Exercise instructions →
1 – From the memoir excerpt, extract the passage starting with "But then he" and going on through "in the door.".
2 – In the memoir excerpt, quote every line of dialogue that Mr. Porterfield speaks, in the order it appears.

Biographies & Memoirs

Chapter 10

All the World Really Is a Stage

We got off that old rattler feeling dirty, disheveled, and exhausted. There were numerous delays due to track problems and I felt like my butt had been permanently flattened from having sat in that thinly cushioned seat. In the cool early morning, we walked up a hill toward the Barter Inn, where my buddy had been told to go. We waited there for Mr. Robert Porterfield, the head of the theater.

Mr. Porterfield arrived late in the morning, looked at Fred, and said, “Well, you didn’t show up on time, so we filled your position.”

We were both too tired to react. When the words sunk in, I wanted to pop the guy.

But then he said, “If you want to work on costumes or something like that, you’re welcome to stay.”

To my surprise, Fred said, “No, no, thank you.”

I guess he never heard of the concept of getting your foot in the door.

Mr. Porterfield looked at me. “And what do you do?”

I said, “Well, ah—I’m an actor.”

“I’m up to here in actors,” he said, indicating the chin where I’d been thinking of hitting him. “But if you’re willing to work in the scene docks and things like that, we’ll put you to work. I’ll give you three squares a day and a place to sleep.”

That sounded okay to me—the navy without the water. I replied, “Well, that sounds pretty good.”

Fred went back to Hartford, dejected, and I found myself working in the scenery docks. I was put in the charge of an actor named George Burns—he later changed his name to Bart Burns because they already had a George Burns in show business. Burns had “Captain, U.S. Marine Corps” sewn on the sleeve of his jacket. When we were introduced, I said, “How’re you doing, sir?”

“Fine,” he said curtly—intrigued that I’d called him “sir” but suspicious, because marines tend to give the time of day only to marines.

“So, what the hell are we supposed to be doing here?”

“We’re washing the paint off these old flats so they can be used in new sets,” he said.

“Just like I used to on my destroyer,” I replied.

So now he knew I wasn’t USMC. I waited to see how he would react.

He just looked at me and grinned. “Welcome to showbiz, Borgnine.”

We became good friends.

I worked my fool head off. At night, after I had my dinner at the Barter Inn, I used to go over to the theater and watch them work. I’d sit in the balcony and I’d be a critic. I liked what this one did, I liked what that one did, maybe not so much with this one, and so on. I thought about how I would have played it, memorizing some of the lines and running the scene in my head. God, it felt good. The navy had become my home, but sitting up here the theater immediately felt like a new home. And no disrespect to Yale University or the Randall School, but this was how you trained and educated an aspiring actor. The old-fashioned way, by having him apprentice in a real-life setting to learn the trade. That’s something we’ve lost in our overeducated modern world.

Finally, after I’d been there a few months, Mr. Porterfield said to me, “Didn’t you tell me you were an actor?”

I blurted, “Yes! Yes!”

He said, “Well, now’s your chance to prove it.”

They needed somebody to play a union leader in State of the Union.

“I accept!” I said. “Where are my sides?” (For all you nonactors, those are the pages of script that have your lines, your part on them.)

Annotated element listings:

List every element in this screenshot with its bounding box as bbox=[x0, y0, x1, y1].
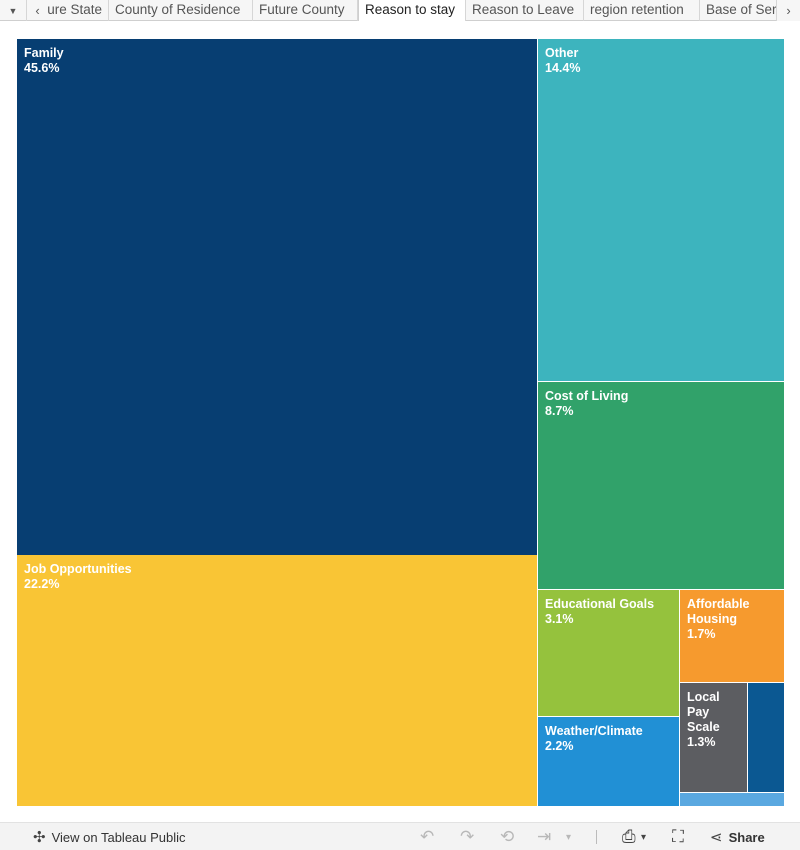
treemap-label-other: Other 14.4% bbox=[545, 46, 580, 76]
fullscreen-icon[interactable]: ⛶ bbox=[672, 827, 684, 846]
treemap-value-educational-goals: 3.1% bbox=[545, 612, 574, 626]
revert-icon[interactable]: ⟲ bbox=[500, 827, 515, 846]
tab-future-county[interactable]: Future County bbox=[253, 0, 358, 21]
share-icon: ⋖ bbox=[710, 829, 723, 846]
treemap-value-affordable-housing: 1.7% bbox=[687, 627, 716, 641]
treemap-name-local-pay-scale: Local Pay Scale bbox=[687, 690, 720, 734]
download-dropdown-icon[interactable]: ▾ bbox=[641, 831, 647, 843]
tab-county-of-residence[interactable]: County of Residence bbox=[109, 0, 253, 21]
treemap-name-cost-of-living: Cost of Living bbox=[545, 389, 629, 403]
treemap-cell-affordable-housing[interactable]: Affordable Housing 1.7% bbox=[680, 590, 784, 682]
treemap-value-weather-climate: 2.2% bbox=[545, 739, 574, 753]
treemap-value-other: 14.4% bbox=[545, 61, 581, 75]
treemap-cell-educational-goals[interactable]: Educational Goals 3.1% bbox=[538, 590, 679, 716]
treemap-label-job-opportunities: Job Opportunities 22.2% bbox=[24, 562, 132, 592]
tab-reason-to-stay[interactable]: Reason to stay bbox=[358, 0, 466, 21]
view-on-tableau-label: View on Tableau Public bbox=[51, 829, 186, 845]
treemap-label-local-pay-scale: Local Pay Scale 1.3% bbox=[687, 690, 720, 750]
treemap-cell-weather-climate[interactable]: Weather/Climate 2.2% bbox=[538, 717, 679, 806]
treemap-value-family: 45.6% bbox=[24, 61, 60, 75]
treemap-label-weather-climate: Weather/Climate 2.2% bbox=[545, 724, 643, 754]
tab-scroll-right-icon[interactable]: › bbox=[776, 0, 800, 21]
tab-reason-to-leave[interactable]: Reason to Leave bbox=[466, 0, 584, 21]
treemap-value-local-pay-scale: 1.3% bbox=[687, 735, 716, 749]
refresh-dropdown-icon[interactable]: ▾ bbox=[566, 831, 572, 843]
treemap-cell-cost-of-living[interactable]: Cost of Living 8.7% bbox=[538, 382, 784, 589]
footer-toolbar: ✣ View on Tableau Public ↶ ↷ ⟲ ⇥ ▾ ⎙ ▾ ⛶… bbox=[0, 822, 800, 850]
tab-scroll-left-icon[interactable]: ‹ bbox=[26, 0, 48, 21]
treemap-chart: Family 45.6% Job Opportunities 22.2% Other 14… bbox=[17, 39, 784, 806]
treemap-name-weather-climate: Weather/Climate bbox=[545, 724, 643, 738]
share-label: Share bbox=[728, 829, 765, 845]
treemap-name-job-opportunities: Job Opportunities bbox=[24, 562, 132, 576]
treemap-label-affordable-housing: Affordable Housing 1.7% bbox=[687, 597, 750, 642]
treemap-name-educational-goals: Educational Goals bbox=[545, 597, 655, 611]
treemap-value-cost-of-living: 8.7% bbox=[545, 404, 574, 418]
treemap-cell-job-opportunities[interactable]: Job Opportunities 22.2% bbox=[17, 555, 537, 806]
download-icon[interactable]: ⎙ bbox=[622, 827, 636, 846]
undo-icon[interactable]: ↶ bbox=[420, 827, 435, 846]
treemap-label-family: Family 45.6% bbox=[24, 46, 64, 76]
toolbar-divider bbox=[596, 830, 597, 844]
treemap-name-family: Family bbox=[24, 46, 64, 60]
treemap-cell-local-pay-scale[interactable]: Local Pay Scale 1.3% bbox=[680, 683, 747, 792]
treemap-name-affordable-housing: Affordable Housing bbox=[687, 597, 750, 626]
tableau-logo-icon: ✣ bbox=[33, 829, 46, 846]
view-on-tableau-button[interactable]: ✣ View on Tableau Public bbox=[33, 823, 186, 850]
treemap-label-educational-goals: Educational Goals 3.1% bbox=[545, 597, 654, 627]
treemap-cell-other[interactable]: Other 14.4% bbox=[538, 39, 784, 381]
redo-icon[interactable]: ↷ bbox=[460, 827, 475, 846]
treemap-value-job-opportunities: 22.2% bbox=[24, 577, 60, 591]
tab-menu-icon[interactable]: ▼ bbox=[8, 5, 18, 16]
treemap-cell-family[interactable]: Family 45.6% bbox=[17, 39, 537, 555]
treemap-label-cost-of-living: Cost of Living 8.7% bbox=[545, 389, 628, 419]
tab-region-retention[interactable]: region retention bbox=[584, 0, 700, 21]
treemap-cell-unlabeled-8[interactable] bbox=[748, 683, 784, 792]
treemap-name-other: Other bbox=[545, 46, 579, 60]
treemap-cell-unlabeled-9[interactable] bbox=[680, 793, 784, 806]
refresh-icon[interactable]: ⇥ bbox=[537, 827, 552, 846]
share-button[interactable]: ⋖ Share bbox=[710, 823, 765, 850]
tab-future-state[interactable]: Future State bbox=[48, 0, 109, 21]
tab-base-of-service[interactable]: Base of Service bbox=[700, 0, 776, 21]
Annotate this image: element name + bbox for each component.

--

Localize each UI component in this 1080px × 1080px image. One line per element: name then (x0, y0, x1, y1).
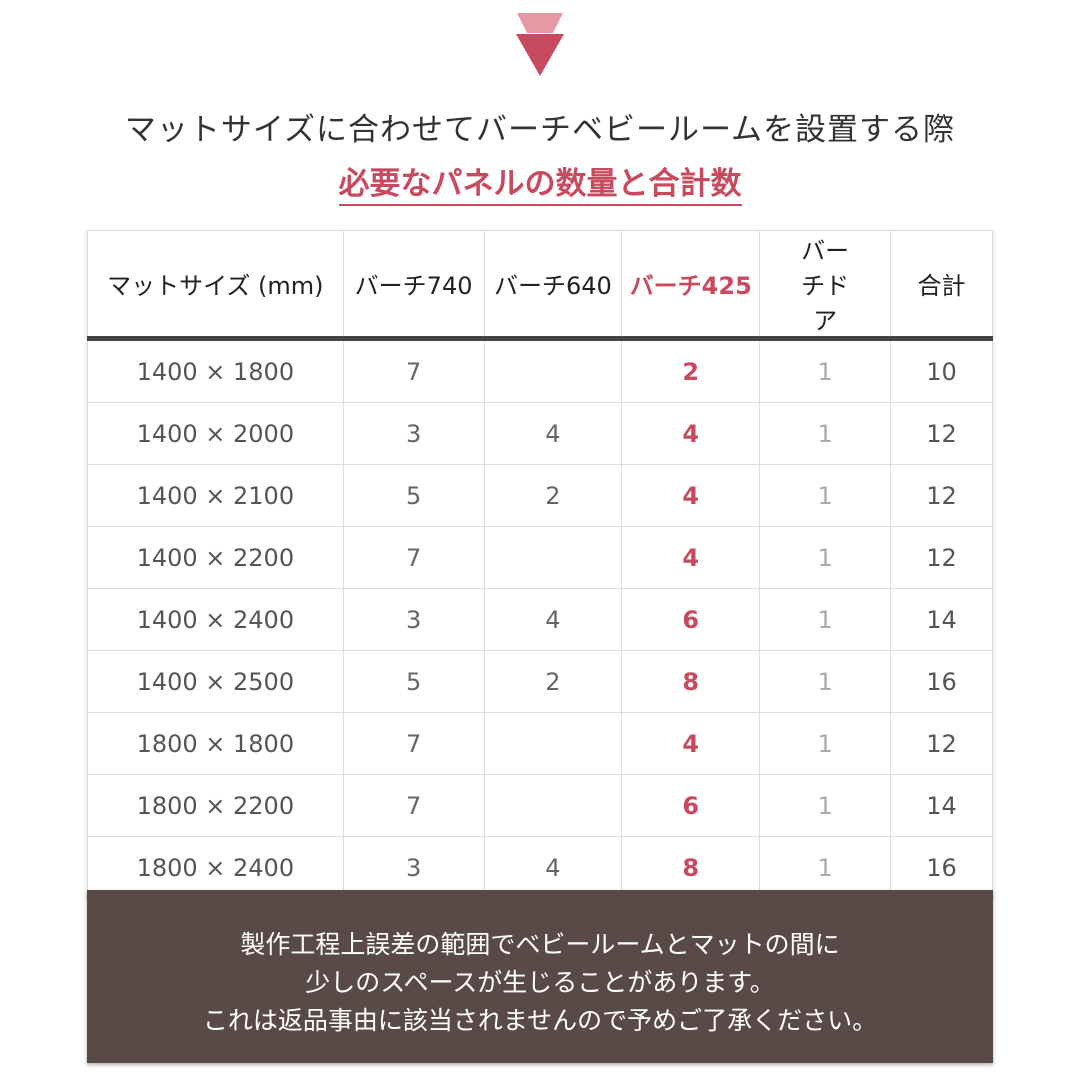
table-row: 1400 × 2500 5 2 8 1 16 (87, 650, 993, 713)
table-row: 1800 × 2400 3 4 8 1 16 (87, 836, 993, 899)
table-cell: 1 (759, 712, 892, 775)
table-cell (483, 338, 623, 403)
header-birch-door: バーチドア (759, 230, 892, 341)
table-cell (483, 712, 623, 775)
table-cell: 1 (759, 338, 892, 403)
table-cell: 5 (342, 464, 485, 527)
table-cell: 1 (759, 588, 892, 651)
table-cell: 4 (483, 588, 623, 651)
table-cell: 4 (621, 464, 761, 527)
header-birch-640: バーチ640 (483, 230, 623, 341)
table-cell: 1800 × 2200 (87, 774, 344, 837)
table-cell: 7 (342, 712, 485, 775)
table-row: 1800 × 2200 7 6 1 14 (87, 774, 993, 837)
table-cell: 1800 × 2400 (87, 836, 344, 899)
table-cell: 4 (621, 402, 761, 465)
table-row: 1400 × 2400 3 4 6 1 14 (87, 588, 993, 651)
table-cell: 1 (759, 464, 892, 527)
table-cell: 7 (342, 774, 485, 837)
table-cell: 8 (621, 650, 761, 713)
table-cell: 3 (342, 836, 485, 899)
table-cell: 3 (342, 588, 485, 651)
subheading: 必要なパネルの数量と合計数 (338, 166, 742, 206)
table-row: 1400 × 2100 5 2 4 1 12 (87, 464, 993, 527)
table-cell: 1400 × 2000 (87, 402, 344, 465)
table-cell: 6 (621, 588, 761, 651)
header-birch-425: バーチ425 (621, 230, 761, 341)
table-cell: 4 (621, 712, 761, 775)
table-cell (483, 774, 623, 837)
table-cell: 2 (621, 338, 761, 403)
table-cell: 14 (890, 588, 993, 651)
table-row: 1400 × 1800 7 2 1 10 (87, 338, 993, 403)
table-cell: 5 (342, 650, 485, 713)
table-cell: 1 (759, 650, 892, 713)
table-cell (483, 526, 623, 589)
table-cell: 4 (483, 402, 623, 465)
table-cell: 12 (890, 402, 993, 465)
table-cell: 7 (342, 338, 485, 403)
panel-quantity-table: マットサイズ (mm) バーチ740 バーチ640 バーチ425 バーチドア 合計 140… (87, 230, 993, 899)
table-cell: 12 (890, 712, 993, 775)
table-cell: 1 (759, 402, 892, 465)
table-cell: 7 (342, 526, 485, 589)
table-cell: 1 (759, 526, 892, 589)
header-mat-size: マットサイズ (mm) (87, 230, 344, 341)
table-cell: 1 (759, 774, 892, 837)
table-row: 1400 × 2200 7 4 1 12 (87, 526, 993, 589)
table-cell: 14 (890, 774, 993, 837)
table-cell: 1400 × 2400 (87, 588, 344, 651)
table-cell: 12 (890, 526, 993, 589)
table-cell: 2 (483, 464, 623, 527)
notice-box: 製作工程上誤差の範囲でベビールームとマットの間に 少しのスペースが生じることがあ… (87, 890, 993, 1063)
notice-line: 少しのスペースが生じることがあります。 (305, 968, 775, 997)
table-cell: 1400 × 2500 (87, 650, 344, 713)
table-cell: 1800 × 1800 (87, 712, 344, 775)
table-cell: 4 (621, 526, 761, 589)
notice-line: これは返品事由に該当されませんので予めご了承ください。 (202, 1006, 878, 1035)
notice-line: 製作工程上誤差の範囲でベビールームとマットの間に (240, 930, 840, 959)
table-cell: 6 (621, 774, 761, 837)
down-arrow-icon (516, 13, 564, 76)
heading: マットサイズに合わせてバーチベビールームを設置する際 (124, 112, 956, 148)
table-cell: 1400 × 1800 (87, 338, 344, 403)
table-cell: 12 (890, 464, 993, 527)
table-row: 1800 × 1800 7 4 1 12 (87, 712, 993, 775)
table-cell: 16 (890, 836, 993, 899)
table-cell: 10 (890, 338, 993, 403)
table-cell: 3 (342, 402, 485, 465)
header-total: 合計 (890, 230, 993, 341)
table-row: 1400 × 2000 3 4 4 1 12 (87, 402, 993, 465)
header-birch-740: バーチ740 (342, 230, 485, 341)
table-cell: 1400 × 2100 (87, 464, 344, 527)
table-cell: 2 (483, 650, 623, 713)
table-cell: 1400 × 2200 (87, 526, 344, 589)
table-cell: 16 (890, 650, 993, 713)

Answers to the exercise →
1 –
But then he said, “If you want to work on costumes or something like that, you’re welcome to stay.”

To my surprise, Fred said, “No, no, thank you.”

I guess he never heard of the concept of getting your foot in the door.

2 –
1. “Well, you didn’t show up on time, so we filled your position.”
2. “If you want to work on costumes or something like that, you’re welcome to stay.”
3. “And what do you do?”
4. “I’m up to here in actors,” … “But if you’re willing to work in the scene docks and things like that, we’ll put you to work. I’ll give you three squares a day and a place to sleep.”
5. “Didn’t you tell me you were an actor?”
6. “Well, now’s your chance to prove it.”